_EXERCISE INPUTS_.
____________________

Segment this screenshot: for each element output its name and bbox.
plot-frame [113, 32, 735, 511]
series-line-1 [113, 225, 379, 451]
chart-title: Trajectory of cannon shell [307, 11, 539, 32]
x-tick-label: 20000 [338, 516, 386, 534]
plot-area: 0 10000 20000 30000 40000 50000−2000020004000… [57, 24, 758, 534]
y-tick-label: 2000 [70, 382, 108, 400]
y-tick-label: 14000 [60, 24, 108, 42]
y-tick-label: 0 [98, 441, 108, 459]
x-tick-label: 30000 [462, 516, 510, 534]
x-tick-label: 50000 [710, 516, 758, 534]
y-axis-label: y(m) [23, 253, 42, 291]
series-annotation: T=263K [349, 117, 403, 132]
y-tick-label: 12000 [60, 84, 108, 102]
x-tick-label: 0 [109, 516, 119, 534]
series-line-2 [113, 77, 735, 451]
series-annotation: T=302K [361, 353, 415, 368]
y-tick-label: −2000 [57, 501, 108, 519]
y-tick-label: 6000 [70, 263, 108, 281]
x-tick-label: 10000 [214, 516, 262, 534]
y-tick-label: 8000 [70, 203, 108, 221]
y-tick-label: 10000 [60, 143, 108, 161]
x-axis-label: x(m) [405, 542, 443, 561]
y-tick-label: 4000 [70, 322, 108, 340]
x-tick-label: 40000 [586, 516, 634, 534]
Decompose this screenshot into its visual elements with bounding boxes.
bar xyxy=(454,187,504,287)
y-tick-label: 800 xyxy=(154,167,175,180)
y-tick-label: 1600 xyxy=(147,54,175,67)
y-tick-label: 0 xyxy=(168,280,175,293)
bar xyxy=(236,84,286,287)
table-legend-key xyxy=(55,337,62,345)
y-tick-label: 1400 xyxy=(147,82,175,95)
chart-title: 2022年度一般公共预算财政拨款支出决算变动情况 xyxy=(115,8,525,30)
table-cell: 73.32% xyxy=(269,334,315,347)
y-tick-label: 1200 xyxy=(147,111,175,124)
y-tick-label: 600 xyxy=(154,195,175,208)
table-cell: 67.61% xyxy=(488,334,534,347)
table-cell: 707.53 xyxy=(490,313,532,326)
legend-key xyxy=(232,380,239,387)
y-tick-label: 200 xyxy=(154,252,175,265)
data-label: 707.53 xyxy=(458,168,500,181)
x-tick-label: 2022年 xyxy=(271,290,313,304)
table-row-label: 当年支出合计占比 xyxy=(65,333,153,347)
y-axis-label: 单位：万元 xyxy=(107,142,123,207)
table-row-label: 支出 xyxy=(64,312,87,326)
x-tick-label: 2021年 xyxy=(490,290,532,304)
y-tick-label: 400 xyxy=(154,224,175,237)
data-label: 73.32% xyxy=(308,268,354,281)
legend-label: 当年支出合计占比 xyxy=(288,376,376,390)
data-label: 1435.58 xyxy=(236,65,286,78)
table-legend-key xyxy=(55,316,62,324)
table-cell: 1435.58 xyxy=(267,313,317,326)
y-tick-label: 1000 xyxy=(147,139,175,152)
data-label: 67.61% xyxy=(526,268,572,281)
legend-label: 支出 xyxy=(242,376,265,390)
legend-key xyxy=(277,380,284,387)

____________________

_WHAT IS EXPECTED_. Could you write out every line of the material above, unchanged and in the same order?

_EXPECTED ANSWER_.
Segment this screenshot: for each element output its name and bbox.
plot-frame [113, 32, 735, 511]
series-line-1 [113, 225, 379, 451]
chart-title: Trajectory of cannon shell [307, 11, 539, 32]
x-tick-label: 20000 [338, 516, 386, 534]
plot-area: 0 10000 20000 30000 40000 50000−2000020004000… [57, 24, 758, 534]
y-tick-label: 2000 [70, 382, 108, 400]
y-tick-label: 14000 [60, 24, 108, 42]
y-tick-label: 0 [98, 441, 108, 459]
x-tick-label: 30000 [462, 516, 510, 534]
x-tick-label: 50000 [710, 516, 758, 534]
y-axis-label: y(m) [23, 253, 42, 291]
series-annotation: T=263K [349, 117, 403, 132]
y-tick-label: 12000 [60, 84, 108, 102]
x-tick-label: 0 [109, 516, 119, 534]
series-line-2 [113, 77, 735, 451]
series-annotation: T=302K [361, 353, 415, 368]
y-tick-label: −2000 [57, 501, 108, 519]
y-tick-label: 6000 [70, 263, 108, 281]
x-tick-label: 10000 [214, 516, 262, 534]
y-tick-label: 8000 [70, 203, 108, 221]
y-tick-label: 10000 [60, 143, 108, 161]
x-axis-label: x(m) [405, 542, 443, 561]
y-tick-label: 4000 [70, 322, 108, 340]
x-tick-label: 40000 [586, 516, 634, 534]
Decompose this screenshot into its visual elements with bounding boxes.
bar xyxy=(454,187,504,287)
y-tick-label: 800 xyxy=(154,167,175,180)
y-tick-label: 1600 xyxy=(147,54,175,67)
y-tick-label: 0 xyxy=(168,280,175,293)
bar xyxy=(236,84,286,287)
table-legend-key xyxy=(55,337,62,345)
y-tick-label: 1400 xyxy=(147,82,175,95)
chart-title: 2022年度一般公共预算财政拨款支出决算变动情况 xyxy=(115,8,525,30)
table-cell: 73.32% xyxy=(269,334,315,347)
y-tick-label: 1200 xyxy=(147,111,175,124)
y-tick-label: 600 xyxy=(154,195,175,208)
table-cell: 67.61% xyxy=(488,334,534,347)
table-cell: 707.53 xyxy=(490,313,532,326)
legend-key xyxy=(232,380,239,387)
y-tick-label: 200 xyxy=(154,252,175,265)
data-label: 707.53 xyxy=(458,168,500,181)
x-tick-label: 2022年 xyxy=(271,290,313,304)
table-row-label: 当年支出合计占比 xyxy=(65,333,153,347)
y-axis-label: 单位：万元 xyxy=(107,142,123,207)
table-row-label: 支出 xyxy=(64,312,87,326)
x-tick-label: 2021年 xyxy=(490,290,532,304)
y-tick-label: 400 xyxy=(154,224,175,237)
data-label: 73.32% xyxy=(308,268,354,281)
legend-label: 当年支出合计占比 xyxy=(288,376,376,390)
data-label: 1435.58 xyxy=(236,65,286,78)
table-legend-key xyxy=(55,316,62,324)
table-cell: 1435.58 xyxy=(267,313,317,326)
y-tick-label: 1000 xyxy=(147,139,175,152)
data-label: 67.61% xyxy=(526,268,572,281)
legend-label: 支出 xyxy=(242,376,265,390)
legend-key xyxy=(277,380,284,387)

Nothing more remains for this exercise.